=== Supplied data ===

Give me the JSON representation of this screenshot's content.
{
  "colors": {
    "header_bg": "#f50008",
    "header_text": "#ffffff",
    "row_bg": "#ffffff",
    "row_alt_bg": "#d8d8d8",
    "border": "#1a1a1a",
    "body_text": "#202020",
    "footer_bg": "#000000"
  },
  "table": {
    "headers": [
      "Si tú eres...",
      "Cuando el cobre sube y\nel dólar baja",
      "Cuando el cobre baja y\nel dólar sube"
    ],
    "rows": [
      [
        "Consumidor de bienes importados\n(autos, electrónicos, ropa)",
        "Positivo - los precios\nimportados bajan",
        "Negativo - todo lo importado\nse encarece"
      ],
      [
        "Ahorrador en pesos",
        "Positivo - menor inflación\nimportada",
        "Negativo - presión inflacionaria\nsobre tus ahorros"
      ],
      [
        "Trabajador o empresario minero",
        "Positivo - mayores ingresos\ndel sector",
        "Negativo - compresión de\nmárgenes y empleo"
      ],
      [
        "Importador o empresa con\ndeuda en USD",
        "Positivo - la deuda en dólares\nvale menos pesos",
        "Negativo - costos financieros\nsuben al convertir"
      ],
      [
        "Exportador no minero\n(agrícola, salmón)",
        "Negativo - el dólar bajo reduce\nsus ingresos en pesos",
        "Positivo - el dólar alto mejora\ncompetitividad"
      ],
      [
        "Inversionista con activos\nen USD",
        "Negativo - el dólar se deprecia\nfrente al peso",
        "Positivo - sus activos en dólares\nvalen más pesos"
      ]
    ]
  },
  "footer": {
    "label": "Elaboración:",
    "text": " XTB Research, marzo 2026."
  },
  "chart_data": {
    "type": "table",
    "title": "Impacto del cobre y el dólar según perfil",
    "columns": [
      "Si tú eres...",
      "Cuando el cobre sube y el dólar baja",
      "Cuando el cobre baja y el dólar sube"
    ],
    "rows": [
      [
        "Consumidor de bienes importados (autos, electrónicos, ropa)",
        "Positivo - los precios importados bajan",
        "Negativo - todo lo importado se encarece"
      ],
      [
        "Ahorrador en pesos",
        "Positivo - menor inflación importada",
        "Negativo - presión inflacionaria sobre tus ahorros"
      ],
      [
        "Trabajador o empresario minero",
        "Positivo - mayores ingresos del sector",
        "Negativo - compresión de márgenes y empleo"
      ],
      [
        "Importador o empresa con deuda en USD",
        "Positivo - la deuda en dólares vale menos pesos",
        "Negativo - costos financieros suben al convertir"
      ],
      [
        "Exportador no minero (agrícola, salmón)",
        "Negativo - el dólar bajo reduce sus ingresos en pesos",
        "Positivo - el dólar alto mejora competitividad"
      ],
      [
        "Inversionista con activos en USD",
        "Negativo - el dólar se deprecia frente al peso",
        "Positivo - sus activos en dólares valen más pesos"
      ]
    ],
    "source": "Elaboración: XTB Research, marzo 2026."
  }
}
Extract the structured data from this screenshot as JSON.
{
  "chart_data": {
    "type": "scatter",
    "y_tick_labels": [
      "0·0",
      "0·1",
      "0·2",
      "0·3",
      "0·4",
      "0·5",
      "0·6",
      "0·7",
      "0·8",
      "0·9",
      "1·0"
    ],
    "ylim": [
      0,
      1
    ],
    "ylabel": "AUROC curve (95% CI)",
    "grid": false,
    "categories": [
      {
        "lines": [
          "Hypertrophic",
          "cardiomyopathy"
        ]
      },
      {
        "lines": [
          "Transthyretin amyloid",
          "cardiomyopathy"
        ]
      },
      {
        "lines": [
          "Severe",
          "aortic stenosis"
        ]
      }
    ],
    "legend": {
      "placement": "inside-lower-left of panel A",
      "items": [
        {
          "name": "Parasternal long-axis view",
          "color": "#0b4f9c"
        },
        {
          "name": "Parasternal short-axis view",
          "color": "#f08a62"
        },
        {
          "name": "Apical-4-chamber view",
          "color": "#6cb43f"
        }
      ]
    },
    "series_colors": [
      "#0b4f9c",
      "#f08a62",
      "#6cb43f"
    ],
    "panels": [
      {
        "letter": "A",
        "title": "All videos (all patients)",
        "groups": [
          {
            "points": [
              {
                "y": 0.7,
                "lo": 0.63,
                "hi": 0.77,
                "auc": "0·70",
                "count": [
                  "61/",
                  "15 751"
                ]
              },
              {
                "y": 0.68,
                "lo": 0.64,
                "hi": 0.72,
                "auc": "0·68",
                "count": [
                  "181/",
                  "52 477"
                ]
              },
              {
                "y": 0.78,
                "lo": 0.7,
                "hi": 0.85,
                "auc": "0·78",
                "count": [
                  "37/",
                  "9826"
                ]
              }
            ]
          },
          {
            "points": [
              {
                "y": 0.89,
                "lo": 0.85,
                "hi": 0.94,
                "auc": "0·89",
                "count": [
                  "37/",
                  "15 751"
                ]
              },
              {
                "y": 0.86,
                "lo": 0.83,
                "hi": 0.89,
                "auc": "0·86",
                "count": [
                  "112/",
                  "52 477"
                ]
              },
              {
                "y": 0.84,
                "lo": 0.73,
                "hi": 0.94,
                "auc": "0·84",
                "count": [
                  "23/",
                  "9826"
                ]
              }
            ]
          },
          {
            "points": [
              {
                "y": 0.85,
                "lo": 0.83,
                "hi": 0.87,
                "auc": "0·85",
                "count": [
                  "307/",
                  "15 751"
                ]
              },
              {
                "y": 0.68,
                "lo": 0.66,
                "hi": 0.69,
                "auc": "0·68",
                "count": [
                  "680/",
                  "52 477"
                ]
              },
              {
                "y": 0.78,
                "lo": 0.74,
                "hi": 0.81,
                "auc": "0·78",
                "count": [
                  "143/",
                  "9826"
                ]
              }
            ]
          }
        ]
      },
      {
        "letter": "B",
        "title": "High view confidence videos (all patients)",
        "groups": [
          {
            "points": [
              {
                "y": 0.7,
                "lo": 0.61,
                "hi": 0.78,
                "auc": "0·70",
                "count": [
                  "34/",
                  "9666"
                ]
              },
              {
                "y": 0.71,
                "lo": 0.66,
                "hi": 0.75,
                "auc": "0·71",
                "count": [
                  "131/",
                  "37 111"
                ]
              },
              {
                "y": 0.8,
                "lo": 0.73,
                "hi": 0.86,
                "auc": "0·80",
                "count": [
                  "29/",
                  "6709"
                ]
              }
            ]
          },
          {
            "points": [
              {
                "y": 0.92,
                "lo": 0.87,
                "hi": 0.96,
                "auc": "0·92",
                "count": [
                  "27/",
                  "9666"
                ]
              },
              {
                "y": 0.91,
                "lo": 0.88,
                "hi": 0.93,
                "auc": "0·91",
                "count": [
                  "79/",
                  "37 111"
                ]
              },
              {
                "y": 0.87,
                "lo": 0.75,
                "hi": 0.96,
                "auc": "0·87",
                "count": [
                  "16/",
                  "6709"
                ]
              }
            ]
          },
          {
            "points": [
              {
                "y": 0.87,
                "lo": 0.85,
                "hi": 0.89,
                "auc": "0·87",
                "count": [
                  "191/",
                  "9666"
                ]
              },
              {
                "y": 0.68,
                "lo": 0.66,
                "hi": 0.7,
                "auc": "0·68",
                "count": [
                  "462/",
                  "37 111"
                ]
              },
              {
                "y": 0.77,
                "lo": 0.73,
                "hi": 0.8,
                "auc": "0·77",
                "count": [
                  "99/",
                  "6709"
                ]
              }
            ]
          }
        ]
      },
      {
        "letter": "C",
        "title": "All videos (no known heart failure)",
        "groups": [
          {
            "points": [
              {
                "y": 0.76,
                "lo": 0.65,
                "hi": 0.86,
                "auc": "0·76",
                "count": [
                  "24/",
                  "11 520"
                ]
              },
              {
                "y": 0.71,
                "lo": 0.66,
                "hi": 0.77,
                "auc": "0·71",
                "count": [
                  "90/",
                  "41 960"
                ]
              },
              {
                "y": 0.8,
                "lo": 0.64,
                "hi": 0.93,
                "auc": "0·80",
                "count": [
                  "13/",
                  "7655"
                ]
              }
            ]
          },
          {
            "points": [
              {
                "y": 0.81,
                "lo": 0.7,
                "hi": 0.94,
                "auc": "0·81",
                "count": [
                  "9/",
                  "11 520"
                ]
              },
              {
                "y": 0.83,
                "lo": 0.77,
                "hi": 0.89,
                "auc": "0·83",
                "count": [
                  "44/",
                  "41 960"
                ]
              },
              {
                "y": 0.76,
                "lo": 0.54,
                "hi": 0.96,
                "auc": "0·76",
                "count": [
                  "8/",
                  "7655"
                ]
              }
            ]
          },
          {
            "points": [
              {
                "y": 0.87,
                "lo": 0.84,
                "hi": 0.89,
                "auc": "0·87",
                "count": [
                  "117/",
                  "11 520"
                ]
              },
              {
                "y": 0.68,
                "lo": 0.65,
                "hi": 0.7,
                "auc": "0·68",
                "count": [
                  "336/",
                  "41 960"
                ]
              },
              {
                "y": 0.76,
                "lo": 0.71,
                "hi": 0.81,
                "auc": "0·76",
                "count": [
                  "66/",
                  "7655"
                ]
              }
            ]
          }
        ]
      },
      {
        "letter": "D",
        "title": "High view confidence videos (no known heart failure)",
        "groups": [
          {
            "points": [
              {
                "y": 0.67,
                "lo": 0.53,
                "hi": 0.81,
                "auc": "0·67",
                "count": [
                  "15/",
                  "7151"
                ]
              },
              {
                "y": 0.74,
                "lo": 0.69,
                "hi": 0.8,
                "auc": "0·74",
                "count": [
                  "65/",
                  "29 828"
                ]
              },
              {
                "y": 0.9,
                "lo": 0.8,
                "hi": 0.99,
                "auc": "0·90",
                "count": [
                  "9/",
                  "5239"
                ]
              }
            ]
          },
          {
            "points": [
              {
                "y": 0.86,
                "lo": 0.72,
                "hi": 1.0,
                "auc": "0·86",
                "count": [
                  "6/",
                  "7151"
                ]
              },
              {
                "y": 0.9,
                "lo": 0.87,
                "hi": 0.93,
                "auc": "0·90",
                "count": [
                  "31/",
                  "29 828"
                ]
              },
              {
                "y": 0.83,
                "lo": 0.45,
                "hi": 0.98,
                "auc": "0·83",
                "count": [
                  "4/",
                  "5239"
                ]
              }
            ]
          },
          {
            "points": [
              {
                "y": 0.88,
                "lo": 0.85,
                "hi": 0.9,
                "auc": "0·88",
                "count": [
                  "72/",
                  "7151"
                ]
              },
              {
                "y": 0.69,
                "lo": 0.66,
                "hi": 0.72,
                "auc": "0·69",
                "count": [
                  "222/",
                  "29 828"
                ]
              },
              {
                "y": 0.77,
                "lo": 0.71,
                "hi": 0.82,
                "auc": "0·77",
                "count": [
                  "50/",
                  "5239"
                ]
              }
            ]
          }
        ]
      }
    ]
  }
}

===

* [Required work] What lines in the data include the string "Parasternal"? Copy each one.

* [Response]
          "name": "Parasternal long-axis view",
          "name": "Parasternal short-axis view",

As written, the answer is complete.